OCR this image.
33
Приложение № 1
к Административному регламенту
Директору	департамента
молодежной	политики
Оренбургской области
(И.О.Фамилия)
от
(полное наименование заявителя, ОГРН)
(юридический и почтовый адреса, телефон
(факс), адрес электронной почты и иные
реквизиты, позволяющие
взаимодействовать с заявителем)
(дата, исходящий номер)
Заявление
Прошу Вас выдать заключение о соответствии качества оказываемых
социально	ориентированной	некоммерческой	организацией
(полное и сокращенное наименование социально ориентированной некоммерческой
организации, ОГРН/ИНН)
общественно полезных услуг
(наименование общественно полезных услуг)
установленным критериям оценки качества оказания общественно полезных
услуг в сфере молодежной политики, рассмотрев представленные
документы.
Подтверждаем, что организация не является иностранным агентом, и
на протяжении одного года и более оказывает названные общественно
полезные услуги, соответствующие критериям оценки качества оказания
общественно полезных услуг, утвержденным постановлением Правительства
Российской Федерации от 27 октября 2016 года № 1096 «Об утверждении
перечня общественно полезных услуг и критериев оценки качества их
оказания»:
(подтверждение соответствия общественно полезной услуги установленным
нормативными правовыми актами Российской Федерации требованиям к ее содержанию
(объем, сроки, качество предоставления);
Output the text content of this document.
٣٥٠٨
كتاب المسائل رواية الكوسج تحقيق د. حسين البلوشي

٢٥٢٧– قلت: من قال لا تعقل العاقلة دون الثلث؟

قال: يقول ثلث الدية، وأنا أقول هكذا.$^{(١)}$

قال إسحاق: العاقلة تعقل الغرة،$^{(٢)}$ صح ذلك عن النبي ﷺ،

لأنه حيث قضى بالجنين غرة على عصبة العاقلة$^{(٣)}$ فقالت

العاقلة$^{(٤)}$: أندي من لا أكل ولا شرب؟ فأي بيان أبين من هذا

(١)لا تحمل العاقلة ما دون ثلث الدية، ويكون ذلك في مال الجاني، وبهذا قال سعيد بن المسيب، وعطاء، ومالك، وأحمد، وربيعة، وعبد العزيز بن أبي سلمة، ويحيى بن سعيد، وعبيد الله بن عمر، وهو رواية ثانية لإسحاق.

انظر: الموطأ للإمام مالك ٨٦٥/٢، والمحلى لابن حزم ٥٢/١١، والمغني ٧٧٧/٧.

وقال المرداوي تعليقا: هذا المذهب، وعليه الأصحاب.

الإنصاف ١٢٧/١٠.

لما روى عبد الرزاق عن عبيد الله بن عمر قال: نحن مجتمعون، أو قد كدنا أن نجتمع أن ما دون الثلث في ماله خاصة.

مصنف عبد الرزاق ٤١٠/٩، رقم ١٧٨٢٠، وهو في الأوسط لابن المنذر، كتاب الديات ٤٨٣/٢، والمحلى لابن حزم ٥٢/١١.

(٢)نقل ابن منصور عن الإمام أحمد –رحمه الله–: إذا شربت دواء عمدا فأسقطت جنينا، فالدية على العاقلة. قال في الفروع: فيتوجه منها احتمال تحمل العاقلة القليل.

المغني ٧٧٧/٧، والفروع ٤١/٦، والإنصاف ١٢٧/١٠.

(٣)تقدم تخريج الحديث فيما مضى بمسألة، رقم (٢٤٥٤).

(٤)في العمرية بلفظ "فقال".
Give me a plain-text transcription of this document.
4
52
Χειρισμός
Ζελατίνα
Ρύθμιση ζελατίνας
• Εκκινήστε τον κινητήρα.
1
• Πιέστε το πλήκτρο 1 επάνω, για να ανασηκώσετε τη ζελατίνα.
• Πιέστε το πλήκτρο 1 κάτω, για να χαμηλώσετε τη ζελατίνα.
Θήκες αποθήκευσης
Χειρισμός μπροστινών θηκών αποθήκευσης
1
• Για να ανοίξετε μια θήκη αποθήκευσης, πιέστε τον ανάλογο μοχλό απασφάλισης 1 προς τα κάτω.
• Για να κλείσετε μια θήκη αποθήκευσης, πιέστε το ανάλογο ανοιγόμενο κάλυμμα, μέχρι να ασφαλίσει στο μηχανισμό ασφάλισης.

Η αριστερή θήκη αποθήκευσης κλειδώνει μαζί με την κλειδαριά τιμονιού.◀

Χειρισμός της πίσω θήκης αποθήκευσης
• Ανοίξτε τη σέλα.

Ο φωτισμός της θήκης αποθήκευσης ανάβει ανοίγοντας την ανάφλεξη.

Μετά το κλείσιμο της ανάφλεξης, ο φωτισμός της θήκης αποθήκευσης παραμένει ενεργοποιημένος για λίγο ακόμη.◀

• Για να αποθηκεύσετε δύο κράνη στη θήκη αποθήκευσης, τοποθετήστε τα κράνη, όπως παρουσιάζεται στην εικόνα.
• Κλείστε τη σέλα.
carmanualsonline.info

────────────────────────────────────────

[Task statement]
Report back each line of the entries that holds the string "полезных".

[Exercise response]
общественно полезных услуг
(наименование общественно полезных услуг)
установленным критериям оценки качества оказания общественно полезных
общественно полезных услуг, утвержденным постановлением Правительства
перечня общественно полезных услуг и критериев оценки качества их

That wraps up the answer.